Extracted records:
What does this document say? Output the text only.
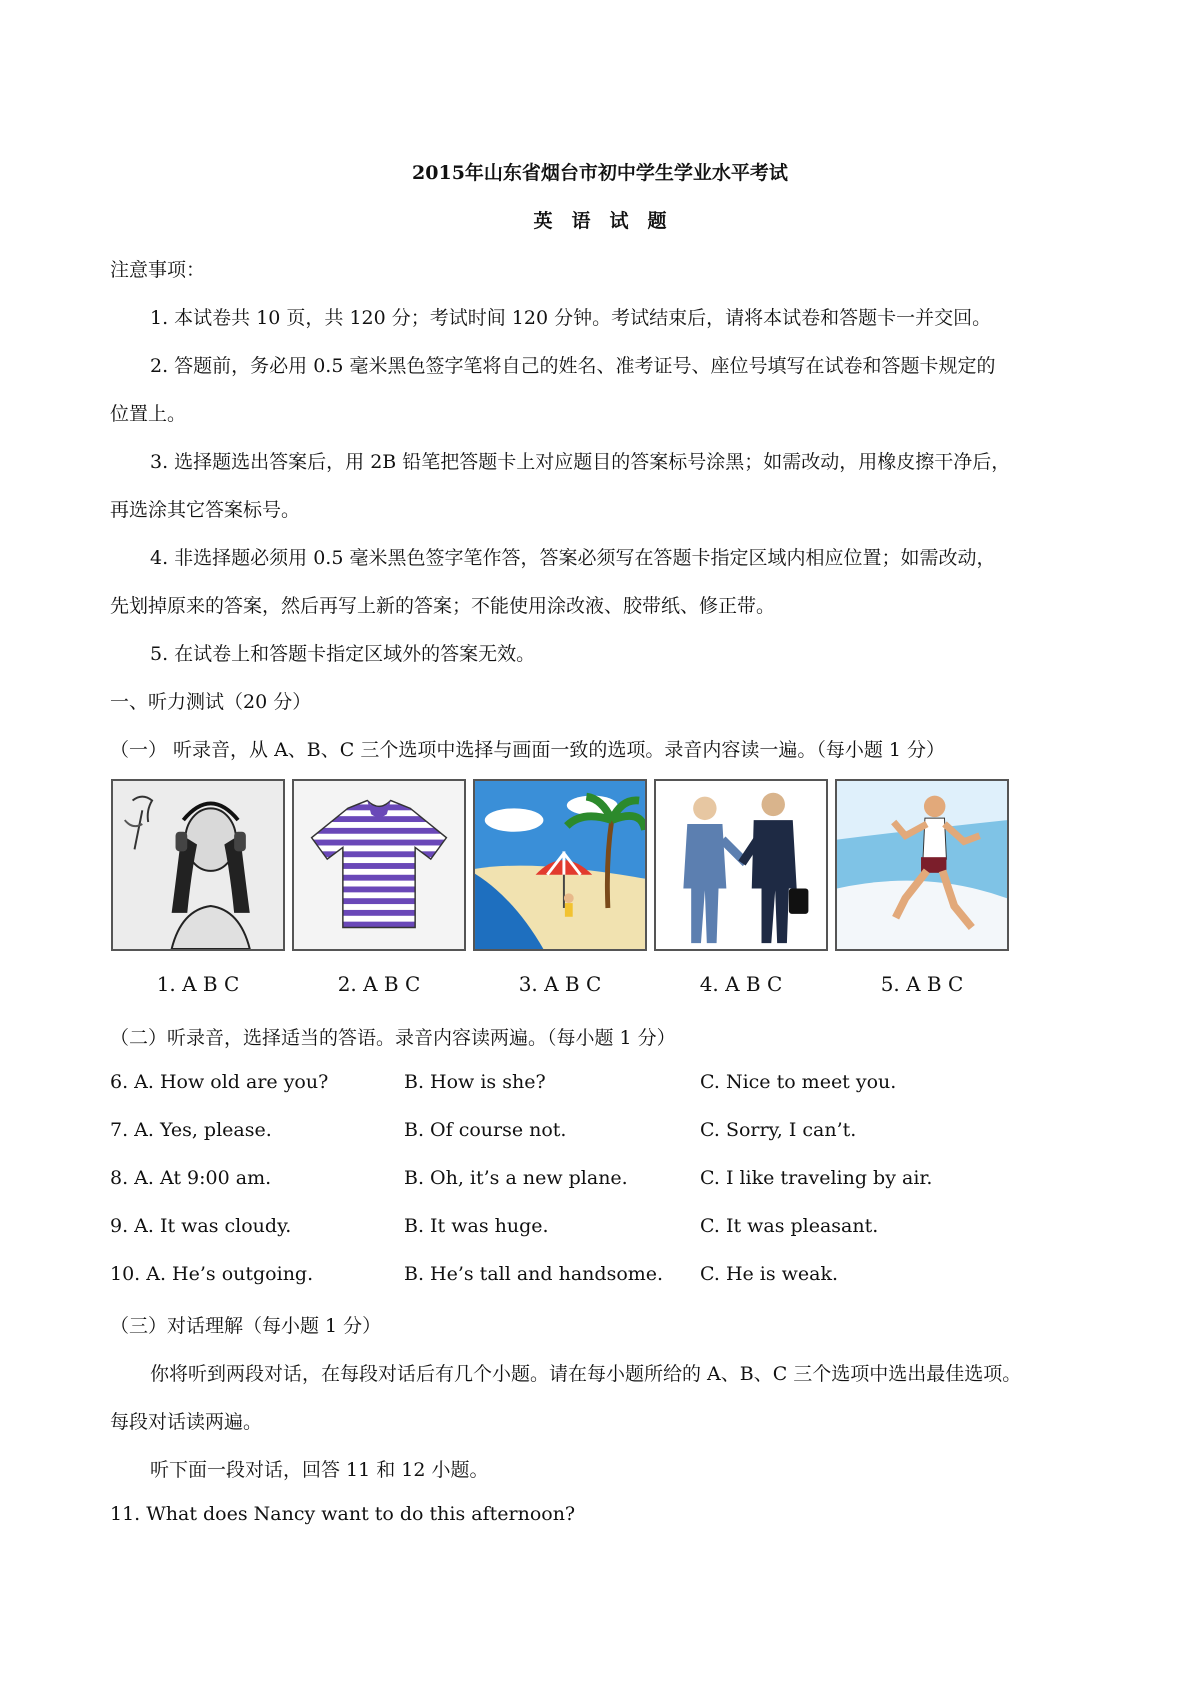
2015年山东省烟台市初中学生学业水平考试
英　语　试　题
注意事项：
1. 本试卷共 10 页，共 120 分；考试时间 120 分钟。考试结束后，请将本试卷和答题卡一并交回。
2. 答题前，务必用 0.5 毫米黑色签字笔将自己的姓名、准考证号、座位号填写在试卷和答题卡规定的
位置上。
3. 选择题选出答案后，用 2B 铅笔把答题卡上对应题目的答案标号涂黑；如需改动，用橡皮擦干净后，
再选涂其它答案标号。
4. 非选择题必须用 0.5 毫米黑色签字笔作答，答案必须写在答题卡指定区域内相应位置；如需改动，
先划掉原来的答案，然后再写上新的答案；不能使用涂改液、胶带纸、修正带。
5. 在试卷上和答题卡指定区域外的答案无效。
一、听力测试（20 分）
（一） 听录音，从 A、B、C 三个选项中选择与画面一致的选项。录音内容读一遍。（每小题 1 分）
1. A B C	2. A B C	3. A B C	4. A B C	5. A B C
（二）听录音，选择适当的答语。录音内容读两遍。（每小题 1 分）
6. A. How old are you?	B. How is she?	C. Nice to meet you.
7. A. Yes, please.	B. Of course not.	C. Sorry, I can’t.
8. A. At 9:00 am.	B. Oh, it’s a new plane.	C. I like traveling by air.
9. A. It was cloudy.	B. It was huge.	C. It was pleasant.
10. A. He’s outgoing.	B. He’s tall and handsome. C. He is weak.
（三）对话理解（每小题 1 分）
你将听到两段对话，在每段对话后有几个小题。请在每小题所给的 A、B、C 三个选项中选出最佳选项。
每段对话读两遍。
听下面一段对话，回答 11 和 12 小题。
11. What does Nancy want to do this afternoon?
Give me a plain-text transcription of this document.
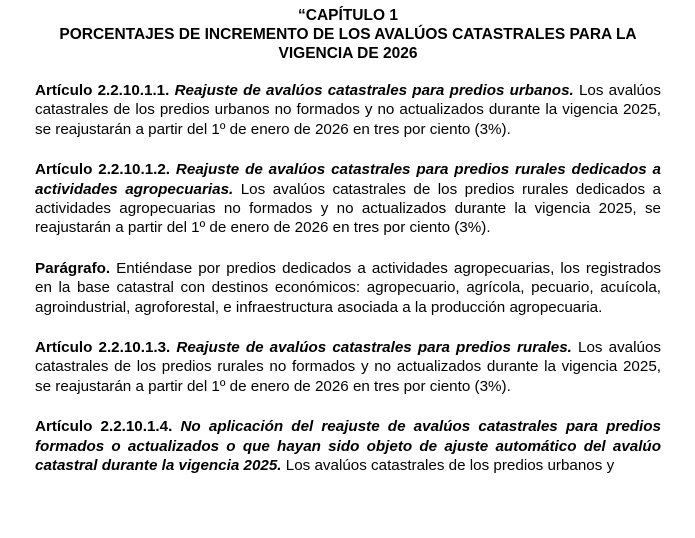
“CAPÍTULO 1
PORCENTAJES DE INCREMENTO DE LOS AVALÚOS CATASTRALES PARA LA VIGENCIA DE 2026

Artículo 2.2.10.1.1. Reajuste de avalúos catastrales para predios urbanos. Los avalúos catastrales de los predios urbanos no formados y no actualizados durante la vigencia 2025, se reajustarán a partir del 1º de enero de 2026 en tres por ciento (3%).

Artículo 2.2.10.1.2. Reajuste de avalúos catastrales para predios rurales dedicados a actividades agropecuarias. Los avalúos catastrales de los predios rurales dedicados a actividades agropecuarias no formados y no actualizados durante la vigencia 2025, se reajustarán a partir del 1º de enero de 2026 en tres por ciento (3%).

Parágrafo. Entiéndase por predios dedicados a actividades agropecuarias, los registrados en la base catastral con destinos económicos: agropecuario, agrícola, pecuario, acuícola, agroindustrial, agroforestal, e infraestructura asociada a la producción agropecuaria.

Artículo 2.2.10.1.3. Reajuste de avalúos catastrales para predios rurales. Los avalúos catastrales de los predios rurales no formados y no actualizados durante la vigencia 2025, se reajustarán a partir del 1º de enero de 2026 en tres por ciento (3%).

Artículo 2.2.10.1.4. No aplicación del reajuste de avalúos catastrales para predios formados o actualizados o que hayan sido objeto de ajuste automático del avalúo catastral durante la vigencia 2025. Los avalúos catastrales de los predios urbanos y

* **TASK DESCRIPTION**
Look over the listing. Pull out every line with the string "this" in it.

* **TASK RESULT**
What does this document say? Output the text only.
11. What does Nancy want to do this afternoon?
Give me a plain-text transcription of this document.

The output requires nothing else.